■ Written exercise ■
Print the whole listing exactly.

■ Extracted entries ■

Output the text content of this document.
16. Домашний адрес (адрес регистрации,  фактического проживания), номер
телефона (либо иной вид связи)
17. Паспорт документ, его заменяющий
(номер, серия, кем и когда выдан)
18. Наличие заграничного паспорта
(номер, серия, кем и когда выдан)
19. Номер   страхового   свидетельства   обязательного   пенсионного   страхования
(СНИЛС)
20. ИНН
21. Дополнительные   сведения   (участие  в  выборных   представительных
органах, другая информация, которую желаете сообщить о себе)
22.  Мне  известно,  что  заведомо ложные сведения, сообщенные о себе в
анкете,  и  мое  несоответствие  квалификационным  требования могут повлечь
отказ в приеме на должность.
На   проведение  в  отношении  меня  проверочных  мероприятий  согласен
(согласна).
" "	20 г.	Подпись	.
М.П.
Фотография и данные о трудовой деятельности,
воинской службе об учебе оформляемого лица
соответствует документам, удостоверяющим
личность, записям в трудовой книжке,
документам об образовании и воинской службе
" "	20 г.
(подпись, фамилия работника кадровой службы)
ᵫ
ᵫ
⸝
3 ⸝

■ The response ■
Output the text content of this document.
16. Домашний адрес (адрес регистрации,  фактического проживания), номер
телефона (либо иной вид связи)
17. Паспорт документ, его заменяющий
(номер, серия, кем и когда выдан)
18. Наличие заграничного паспорта
(номер, серия, кем и когда выдан)
19. Номер   страхового   свидетельства   обязательного   пенсионного   страхования
(СНИЛС)
20. ИНН
21. Дополнительные   сведения   (участие  в  выборных   представительных
органах, другая информация, которую желаете сообщить о себе)
22.  Мне  известно,  что  заведомо ложные сведения, сообщенные о себе в
анкете,  и  мое  несоответствие  квалификационным  требования могут повлечь
отказ в приеме на должность.
На   проведение  в  отношении  меня  проверочных  мероприятий  согласен
(согласна).
" "	20 г.	Подпись	.
М.П.
Фотография и данные о трудовой деятельности,
воинской службе об учебе оформляемого лица
соответствует документам, удостоверяющим
личность, записям в трудовой книжке,
документам об образовании и воинской службе
" "	20 г.
(подпись, фамилия работника кадровой службы)
ᵫ
ᵫ
⸝
3 ⸝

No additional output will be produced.